◆ **Exercise aim**
Each line below that contains "Watch" counts once; report the total and nothing more.

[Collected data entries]
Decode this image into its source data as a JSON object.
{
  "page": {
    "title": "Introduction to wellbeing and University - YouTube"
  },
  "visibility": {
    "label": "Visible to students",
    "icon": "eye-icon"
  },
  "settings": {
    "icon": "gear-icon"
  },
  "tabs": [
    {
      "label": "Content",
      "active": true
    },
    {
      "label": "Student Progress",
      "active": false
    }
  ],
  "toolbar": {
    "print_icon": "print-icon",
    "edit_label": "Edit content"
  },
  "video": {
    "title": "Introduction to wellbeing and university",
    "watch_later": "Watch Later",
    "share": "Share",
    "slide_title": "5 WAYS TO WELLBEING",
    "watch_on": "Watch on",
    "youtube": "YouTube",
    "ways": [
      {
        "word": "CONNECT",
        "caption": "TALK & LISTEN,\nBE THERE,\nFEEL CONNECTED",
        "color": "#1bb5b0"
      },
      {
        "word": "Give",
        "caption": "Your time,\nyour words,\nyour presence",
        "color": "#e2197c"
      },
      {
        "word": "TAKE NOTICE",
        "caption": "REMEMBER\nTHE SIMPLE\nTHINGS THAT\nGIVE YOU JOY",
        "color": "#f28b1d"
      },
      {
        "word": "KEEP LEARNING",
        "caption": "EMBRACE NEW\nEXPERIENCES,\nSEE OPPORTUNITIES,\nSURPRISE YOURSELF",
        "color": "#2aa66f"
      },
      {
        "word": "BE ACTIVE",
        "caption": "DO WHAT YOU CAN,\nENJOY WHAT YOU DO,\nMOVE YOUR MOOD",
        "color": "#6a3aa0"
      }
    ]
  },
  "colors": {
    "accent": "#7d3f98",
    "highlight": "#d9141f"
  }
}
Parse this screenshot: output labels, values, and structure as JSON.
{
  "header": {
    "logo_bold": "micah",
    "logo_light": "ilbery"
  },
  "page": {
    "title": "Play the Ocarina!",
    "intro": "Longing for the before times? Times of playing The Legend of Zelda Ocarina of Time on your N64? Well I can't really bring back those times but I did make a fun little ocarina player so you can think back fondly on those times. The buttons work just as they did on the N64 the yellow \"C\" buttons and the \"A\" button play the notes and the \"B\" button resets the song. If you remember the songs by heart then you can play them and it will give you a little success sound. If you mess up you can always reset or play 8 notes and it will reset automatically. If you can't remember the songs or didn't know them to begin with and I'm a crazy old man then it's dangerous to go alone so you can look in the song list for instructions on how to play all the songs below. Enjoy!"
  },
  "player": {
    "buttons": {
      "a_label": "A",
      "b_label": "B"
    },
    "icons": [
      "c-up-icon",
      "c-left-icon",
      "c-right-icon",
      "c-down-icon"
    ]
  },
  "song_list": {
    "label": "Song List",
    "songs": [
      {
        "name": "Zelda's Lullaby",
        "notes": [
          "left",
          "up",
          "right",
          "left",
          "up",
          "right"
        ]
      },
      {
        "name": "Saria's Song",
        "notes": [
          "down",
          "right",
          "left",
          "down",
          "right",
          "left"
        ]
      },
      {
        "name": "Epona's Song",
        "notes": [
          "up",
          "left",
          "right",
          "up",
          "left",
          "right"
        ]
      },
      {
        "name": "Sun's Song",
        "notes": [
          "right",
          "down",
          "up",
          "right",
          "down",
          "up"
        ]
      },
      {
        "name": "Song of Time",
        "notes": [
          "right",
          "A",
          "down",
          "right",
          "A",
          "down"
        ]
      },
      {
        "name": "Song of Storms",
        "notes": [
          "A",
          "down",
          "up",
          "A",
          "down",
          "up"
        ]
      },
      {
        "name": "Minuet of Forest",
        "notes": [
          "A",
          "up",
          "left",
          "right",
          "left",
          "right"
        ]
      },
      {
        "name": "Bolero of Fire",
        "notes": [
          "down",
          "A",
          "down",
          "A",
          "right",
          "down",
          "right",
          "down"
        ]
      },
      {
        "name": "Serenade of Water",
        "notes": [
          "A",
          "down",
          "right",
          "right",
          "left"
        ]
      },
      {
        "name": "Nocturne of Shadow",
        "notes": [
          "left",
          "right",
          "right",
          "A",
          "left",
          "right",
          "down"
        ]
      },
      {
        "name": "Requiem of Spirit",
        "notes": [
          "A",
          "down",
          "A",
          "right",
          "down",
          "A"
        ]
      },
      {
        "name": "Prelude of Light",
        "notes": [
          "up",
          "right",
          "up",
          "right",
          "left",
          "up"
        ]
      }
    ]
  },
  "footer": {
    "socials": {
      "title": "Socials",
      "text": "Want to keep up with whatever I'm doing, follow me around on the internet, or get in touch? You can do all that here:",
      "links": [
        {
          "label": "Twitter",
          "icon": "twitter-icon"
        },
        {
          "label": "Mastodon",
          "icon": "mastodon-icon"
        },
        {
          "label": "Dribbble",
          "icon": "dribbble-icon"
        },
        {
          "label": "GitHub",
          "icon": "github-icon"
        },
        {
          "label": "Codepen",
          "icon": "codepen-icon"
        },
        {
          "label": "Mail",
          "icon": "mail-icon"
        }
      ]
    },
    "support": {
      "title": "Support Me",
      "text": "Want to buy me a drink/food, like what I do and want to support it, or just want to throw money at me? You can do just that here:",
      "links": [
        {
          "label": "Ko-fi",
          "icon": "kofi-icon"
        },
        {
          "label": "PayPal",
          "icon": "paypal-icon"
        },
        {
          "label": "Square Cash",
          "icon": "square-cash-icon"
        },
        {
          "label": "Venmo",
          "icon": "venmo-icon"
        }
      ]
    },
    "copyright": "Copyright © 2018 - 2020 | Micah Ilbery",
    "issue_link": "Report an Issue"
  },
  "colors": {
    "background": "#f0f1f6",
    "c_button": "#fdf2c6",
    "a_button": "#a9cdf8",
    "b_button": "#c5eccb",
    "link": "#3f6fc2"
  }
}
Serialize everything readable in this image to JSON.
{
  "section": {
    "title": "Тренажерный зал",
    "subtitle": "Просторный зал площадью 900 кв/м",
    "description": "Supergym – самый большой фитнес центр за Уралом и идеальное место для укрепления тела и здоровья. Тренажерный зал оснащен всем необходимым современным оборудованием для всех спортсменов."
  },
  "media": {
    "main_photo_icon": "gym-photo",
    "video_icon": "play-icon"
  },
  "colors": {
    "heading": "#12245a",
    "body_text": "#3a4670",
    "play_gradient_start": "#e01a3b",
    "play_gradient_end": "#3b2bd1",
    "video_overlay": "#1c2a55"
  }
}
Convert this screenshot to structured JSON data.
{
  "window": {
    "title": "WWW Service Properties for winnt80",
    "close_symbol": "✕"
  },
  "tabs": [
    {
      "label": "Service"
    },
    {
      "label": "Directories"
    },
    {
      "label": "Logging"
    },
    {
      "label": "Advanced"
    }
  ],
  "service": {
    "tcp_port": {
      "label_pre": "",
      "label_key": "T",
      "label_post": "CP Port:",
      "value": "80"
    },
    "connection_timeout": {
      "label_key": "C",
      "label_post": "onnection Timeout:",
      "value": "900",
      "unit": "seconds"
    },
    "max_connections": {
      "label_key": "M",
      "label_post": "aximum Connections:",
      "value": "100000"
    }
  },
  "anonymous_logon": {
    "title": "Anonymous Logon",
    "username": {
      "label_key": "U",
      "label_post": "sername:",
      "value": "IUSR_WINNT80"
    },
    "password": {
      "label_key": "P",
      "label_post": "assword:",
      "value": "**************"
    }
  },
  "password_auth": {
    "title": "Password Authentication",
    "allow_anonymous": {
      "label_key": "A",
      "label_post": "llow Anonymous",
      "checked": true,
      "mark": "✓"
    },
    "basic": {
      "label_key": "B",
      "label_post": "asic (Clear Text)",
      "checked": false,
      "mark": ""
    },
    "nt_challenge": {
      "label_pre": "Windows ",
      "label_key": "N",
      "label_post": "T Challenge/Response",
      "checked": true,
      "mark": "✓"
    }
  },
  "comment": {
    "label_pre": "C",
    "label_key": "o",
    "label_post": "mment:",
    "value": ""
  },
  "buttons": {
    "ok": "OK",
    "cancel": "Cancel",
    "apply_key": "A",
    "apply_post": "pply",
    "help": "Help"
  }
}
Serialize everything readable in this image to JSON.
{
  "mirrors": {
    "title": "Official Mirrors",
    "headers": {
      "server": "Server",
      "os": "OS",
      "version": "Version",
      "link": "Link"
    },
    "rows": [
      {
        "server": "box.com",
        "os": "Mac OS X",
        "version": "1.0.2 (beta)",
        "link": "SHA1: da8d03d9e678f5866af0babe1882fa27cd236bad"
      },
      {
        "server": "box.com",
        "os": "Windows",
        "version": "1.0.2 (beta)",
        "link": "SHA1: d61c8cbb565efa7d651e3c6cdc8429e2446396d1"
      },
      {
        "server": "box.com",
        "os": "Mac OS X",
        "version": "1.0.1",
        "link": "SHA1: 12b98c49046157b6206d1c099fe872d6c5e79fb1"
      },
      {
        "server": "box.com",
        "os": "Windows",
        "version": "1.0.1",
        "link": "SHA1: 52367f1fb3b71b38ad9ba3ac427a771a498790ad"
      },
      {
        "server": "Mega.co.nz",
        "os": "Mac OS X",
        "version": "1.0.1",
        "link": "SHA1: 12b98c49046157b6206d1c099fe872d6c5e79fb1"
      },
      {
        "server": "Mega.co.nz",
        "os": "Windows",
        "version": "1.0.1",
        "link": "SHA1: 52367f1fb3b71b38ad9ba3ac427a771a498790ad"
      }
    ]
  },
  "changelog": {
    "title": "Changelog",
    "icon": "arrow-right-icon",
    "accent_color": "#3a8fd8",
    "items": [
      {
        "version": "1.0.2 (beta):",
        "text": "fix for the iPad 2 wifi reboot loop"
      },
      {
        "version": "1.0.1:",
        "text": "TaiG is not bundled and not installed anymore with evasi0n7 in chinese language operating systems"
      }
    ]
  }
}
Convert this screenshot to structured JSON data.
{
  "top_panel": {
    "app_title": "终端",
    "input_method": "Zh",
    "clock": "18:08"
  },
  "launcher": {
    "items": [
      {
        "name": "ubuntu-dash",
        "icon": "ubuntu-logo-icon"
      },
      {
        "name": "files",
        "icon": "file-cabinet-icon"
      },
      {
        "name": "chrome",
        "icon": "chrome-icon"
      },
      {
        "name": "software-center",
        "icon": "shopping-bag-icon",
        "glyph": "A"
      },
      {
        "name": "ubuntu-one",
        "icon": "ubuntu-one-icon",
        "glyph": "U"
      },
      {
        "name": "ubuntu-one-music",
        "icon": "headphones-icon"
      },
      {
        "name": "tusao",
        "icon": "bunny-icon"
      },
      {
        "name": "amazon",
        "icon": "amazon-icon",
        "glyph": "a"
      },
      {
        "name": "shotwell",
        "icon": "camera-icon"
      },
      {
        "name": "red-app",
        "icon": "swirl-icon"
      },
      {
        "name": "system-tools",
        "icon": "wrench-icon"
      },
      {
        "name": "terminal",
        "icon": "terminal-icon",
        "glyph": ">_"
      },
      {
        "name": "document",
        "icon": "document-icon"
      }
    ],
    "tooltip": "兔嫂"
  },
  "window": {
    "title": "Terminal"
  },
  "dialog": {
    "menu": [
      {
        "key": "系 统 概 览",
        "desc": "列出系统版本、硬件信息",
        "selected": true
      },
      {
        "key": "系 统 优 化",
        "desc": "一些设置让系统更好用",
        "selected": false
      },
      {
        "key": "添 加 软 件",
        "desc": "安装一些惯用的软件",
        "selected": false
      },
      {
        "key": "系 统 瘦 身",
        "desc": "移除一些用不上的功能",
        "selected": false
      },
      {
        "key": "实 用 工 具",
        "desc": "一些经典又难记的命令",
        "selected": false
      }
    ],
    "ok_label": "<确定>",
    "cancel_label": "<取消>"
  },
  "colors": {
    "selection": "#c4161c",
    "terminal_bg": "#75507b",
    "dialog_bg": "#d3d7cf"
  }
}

◆ **Answer below**
2